## Selected passage:
= Beginning of Section =

Visual Snow Syndrome (VSS) is characterized by persistent, television noise like visual disturbances, accompanied by other visual and non-visual symptoms. Although VSS is recognized as a clinical entity, its underlying mechanisms remain poorly understood. One hypothesis is that VSS may involve increased sensory “noise” due to impaired sensory filtering, which could extend to non-visual modalities, such as somatosensory perception. This study aims to evaluate somatosensory perception in VSS using Quantitative Sensory Testing (QST), an established method to quantify sensory perception regarding different qualities such as heat, cold, touch and nociceptive stimuli.

Methods

Thirty-six patients with VSS and thirty-nine controls matched for age, sex and migraine were included. Given the high prevalence of migraine in VSS patients, controls were matched for migraine for its potentially confounding effects in QST. We used the standard QST protocol to assess somatosensory perception, which we performed on the dorsum of the right hand. In addition to assessing sensory sensitivity, we also calculated intraindividual variability in test results (as a measure of “somatosensory noise”). For subgroup analysis both groups were divided by migraine status using a two-way ANOVA.

Results

In demographics, migraine onset was earlier in VSS than in controls (11.7 years ± 6.5 vs. 17.8 years ± 9.1; p = 0.030), additionally migraine with visual aura was significantly more often present in VSS than in controls (80% vs. 23%; p = 0.017). Our two-way ANOVA analysis revealed no statistically significant main effect or interaction of migraine or VSS on QST parameters. Results for intraindividual variability were similar, except for a significant interaction between VSS and migraine on vibration detection threshold (F(1, 70) = 18.909, p < 0.001, partial η² = 0.21).

Conclusions

These results suggest that VSS, despite being recognized as a multisensory disorder, seems to have no direct impact on somatosensory perception, supporting a predominantly higher-order condition of visual and sensory integration rather than a primary somatosensory dysfunction. Additionally, VSS patients showed significantly earlier migraine onset compared to controls, suggesting shared underlying mechanisms with migraine with aura, which would require further investigations.

Supplementary Information

The online version contains supplementary material available at 10.1186/s10194-025-02212-y.

= End of Section =

## Available data:

= Beginning of Section =

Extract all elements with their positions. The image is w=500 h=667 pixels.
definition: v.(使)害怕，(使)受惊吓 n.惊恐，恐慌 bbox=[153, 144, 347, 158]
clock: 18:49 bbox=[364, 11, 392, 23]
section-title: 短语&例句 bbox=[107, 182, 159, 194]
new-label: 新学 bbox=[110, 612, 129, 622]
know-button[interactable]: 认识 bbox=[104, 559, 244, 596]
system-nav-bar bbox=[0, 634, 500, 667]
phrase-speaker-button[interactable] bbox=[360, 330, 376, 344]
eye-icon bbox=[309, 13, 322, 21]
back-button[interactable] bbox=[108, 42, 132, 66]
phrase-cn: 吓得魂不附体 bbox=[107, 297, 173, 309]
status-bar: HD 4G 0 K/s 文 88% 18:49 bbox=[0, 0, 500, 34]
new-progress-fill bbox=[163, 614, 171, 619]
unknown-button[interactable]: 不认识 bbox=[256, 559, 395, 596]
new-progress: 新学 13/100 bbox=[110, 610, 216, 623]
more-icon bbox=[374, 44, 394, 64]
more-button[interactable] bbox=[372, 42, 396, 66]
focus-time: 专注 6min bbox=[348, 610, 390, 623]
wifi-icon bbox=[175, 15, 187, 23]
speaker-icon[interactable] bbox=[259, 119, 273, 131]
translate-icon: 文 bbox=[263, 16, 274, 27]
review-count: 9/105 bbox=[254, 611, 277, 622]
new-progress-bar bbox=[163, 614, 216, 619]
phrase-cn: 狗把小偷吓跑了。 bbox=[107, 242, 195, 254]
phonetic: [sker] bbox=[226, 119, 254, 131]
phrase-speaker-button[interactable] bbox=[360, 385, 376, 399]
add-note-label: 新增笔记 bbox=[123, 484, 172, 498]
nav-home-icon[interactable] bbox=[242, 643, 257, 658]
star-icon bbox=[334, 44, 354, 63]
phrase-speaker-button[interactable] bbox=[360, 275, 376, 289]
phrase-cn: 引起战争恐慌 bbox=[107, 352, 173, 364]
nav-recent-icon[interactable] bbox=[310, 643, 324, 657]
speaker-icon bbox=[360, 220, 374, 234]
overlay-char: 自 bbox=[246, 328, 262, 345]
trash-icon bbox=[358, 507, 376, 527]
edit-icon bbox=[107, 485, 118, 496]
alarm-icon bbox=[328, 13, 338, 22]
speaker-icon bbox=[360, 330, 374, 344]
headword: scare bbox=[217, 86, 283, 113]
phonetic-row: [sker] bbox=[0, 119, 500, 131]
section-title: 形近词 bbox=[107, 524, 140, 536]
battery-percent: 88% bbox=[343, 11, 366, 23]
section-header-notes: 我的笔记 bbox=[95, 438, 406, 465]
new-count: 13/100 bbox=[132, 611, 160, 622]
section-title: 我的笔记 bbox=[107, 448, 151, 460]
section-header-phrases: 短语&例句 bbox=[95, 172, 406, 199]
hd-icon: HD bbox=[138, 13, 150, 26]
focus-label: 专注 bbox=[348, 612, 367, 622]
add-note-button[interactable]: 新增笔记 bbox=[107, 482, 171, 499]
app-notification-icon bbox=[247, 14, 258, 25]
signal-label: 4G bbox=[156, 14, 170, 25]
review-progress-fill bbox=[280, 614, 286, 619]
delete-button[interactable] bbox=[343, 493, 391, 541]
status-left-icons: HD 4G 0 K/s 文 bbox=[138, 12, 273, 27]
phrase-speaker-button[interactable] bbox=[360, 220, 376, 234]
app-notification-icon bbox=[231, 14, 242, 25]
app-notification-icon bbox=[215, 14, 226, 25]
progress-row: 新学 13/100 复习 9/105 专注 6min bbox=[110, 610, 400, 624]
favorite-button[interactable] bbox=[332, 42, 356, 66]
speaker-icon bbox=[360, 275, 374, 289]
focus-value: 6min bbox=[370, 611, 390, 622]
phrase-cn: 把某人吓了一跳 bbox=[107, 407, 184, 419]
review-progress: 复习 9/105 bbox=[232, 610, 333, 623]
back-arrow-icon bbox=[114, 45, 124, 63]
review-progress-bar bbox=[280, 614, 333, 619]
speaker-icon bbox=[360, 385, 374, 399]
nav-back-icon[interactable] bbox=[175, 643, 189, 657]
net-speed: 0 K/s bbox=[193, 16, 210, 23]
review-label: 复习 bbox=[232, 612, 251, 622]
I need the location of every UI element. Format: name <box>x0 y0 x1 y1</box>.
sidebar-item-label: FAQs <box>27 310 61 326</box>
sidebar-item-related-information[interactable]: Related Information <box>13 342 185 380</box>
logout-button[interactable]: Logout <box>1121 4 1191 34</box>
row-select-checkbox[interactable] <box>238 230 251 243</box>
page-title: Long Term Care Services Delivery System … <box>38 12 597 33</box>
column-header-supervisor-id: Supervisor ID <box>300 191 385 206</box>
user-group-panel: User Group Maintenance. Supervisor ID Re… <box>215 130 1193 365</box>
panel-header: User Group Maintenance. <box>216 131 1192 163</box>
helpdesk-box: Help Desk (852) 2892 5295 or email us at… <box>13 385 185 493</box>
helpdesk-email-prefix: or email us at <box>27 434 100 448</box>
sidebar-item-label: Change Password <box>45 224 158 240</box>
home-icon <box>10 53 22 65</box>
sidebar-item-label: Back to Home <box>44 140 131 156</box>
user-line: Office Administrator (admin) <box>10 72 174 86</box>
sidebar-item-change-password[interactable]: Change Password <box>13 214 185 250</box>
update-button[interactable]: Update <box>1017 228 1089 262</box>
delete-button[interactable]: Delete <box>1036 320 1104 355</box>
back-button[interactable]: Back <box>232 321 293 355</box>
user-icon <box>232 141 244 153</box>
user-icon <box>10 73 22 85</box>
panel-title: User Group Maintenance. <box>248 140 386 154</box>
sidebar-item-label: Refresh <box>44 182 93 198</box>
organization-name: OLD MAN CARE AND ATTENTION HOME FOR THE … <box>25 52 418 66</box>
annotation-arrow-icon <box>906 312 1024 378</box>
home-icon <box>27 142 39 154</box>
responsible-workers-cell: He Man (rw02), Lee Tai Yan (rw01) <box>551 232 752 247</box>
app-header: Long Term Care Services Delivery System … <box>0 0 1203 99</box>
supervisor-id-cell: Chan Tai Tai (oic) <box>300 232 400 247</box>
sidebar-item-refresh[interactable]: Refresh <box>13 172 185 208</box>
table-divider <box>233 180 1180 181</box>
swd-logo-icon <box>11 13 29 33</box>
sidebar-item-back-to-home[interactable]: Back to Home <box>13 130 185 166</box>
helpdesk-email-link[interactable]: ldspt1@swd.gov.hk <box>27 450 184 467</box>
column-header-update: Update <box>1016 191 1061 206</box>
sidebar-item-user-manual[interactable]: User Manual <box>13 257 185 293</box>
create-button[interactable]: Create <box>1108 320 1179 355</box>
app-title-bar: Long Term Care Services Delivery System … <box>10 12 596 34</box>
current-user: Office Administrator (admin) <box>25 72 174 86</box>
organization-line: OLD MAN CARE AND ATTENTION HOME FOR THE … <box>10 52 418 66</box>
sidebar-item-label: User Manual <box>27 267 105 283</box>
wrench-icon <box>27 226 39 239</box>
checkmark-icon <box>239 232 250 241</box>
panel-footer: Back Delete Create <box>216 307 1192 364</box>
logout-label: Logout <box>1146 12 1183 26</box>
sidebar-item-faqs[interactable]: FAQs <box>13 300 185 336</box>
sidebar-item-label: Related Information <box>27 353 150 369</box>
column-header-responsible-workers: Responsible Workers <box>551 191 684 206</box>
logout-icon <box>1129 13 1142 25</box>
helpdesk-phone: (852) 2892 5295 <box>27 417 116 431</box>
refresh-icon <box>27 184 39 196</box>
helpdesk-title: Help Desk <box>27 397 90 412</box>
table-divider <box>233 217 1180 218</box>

= End of Section =

## Your tasks:
• a. Reproduce everything in the Visual Snow Syndrome abstract from "Conclusions" down to "available at 10.1186/s10194-025-02212-y.".
• b. Answer these questions using the Visual Snow Syndrome abstract:
(i) How many patients with VSS took part?
(ii) On what part of the body was the testing done?
(iii) What percentage of VSS patients and of controls had migraine with visual aura?
• c. Carry the Visual Snow Syndrome abstract further, picking up after its final line.
None of the items are needed here.

## Expected outputs:
• a.
Conclusions

These results suggest that VSS, despite being recognized as a multisensory disorder, seems to have no direct impact on somatosensory perception, supporting a predominantly higher-order condition of visual and sensory integration rather than a primary somatosensory dysfunction. Additionally, VSS patients showed significantly earlier migraine onset compared to controls, suggesting shared underlying mechanisms with migraine with aura, which would require further investigations.

Supplementary Information

The online version contains supplementary material available at 10.1186/s10194-025-02212-y.

• b.
(i) Thirty-six.
(ii) The dorsum of the right hand.
(iii) 80% of VSS patients and 23% of controls.

• c.
Introduction

“Visual Snow” (VS) was first described 30 years ago. Patients reported countless tiny, flickering dots of varying colour and brightness within their visual field, which were described like the visual perception induced by a noisy TV screen. Initially falsely interpreted as a persistent variant of migraine aura [1], VS has become recognized as a distinct clinical entity, with a growing number of case descriptions [2]. Over time, a pattern of additional visual symptoms typically associated with VS emerged e.g. afterimages or trailing of moving objects (palinopsia), enhanced sensitivity to light (photophobia) or reduced vision at night (nyctalopia). This led to the first description of Visual Snow Syndrome (VSS) [3], quickly followed by its inclusion in the appendix of the third edition of the international classification of headache disorders (ICHD-3) (see Table 1) [4]. A number of further non-visual comorbidities have been described, including migraine (with or without aura), tinnitus, depression and anxiety disorder [5–7].

Table 1.

Criteria for the definition of the visual snow syndrome, according to ICHD-3 (diagnosis A1.4.6)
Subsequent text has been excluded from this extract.